TASK STATEMENT: Track down the lines that contain "tokens" and copy them.

WORKING DATA:
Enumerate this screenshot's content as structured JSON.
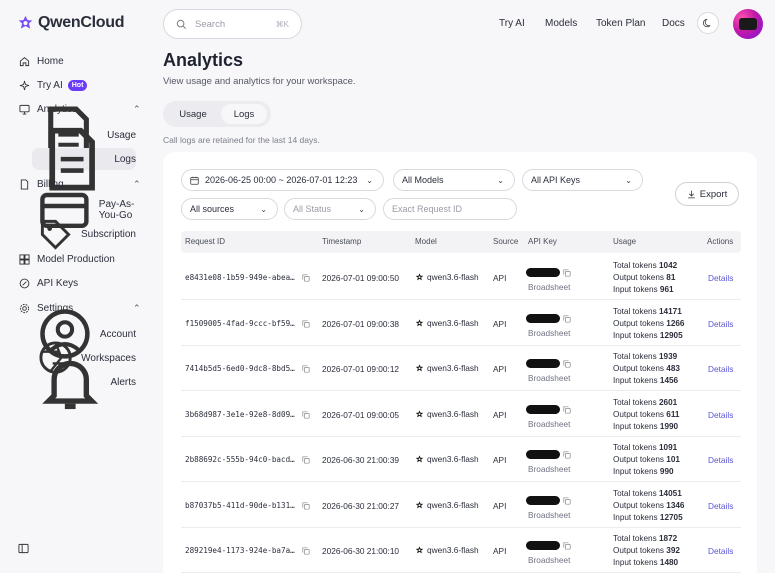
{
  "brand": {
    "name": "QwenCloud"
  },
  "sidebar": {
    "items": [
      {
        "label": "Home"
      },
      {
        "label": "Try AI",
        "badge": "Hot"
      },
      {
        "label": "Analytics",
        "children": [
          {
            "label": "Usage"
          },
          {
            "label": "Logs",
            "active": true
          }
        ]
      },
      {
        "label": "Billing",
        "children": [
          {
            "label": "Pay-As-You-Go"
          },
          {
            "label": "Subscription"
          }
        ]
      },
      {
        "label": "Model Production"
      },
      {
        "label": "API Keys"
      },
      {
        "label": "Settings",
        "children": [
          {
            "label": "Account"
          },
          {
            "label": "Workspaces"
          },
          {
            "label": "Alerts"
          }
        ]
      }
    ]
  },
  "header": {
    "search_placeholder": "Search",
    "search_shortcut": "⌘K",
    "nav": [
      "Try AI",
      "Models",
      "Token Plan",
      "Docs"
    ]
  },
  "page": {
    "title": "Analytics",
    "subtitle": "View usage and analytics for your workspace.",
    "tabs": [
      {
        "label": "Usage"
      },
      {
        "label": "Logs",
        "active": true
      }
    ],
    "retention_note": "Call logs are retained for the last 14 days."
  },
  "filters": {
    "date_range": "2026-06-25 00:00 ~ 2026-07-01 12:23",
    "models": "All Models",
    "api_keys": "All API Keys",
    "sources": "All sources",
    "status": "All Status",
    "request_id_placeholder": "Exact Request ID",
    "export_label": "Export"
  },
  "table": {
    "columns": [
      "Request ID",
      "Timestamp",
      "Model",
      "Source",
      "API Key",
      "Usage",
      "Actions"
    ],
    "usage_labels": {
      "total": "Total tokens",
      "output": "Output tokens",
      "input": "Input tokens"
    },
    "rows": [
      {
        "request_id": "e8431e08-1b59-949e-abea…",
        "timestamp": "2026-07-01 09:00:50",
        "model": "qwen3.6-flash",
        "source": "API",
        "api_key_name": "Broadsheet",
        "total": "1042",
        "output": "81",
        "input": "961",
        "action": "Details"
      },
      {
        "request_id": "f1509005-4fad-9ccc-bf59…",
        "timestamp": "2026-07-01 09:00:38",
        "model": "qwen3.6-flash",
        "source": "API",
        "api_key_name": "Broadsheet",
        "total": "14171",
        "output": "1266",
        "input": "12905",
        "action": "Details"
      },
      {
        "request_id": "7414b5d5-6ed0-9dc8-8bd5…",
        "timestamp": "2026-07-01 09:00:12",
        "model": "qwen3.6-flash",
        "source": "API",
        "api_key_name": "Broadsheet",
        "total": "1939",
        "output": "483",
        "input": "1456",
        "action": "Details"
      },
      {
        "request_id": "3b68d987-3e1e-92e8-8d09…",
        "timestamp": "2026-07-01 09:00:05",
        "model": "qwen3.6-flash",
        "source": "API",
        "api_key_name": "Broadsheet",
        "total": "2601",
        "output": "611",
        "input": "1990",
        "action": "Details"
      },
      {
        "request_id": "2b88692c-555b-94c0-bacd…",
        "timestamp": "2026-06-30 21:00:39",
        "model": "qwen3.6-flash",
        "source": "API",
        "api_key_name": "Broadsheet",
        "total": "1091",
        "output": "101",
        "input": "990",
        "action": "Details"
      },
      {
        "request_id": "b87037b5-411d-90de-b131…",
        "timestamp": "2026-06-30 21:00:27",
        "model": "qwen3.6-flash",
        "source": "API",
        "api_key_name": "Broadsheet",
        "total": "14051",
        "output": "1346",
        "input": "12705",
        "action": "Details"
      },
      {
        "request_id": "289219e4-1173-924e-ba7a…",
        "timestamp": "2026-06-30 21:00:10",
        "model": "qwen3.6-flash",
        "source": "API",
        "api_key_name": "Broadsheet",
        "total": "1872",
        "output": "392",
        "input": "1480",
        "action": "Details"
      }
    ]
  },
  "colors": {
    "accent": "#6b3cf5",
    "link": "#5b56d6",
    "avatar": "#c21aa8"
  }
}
--
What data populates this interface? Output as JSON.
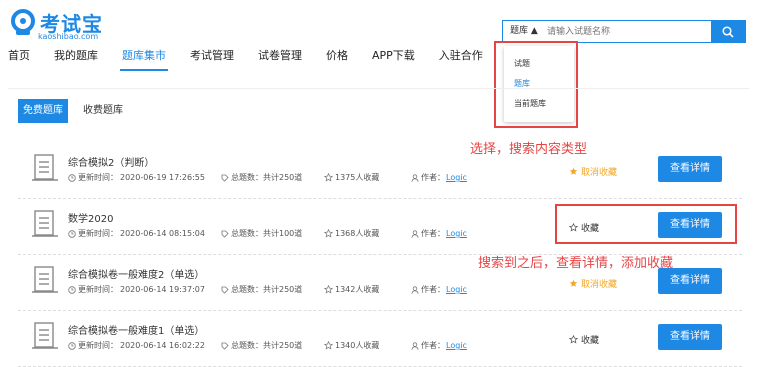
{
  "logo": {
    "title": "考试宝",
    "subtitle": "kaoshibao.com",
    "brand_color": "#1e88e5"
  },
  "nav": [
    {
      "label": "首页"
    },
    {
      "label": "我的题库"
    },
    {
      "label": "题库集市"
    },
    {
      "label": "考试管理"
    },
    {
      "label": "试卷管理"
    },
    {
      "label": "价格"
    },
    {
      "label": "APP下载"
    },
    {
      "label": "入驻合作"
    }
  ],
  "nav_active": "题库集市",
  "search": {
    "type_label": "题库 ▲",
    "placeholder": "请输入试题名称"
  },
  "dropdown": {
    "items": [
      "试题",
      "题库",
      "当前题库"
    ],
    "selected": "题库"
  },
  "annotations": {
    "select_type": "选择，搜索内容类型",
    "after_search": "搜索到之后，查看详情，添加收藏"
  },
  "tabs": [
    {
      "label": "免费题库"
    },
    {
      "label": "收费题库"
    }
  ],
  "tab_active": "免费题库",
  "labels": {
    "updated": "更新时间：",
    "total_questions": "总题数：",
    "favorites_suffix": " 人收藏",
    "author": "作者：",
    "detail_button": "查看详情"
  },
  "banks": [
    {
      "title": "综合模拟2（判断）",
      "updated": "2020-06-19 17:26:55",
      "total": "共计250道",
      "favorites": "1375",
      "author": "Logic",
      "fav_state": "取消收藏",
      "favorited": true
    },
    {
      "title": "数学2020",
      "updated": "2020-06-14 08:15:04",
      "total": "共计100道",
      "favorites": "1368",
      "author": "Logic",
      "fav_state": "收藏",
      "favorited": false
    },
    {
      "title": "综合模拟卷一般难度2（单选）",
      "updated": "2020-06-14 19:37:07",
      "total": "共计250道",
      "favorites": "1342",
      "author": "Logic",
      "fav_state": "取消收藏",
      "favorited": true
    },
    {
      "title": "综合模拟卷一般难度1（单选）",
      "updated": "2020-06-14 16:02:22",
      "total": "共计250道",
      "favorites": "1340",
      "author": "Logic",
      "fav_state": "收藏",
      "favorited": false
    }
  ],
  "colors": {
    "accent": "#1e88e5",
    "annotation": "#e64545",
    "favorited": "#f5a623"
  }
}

TASK ANSWER:
      "total": "Total tokens",
      "output": "Output tokens",
      "input": "Input tokens"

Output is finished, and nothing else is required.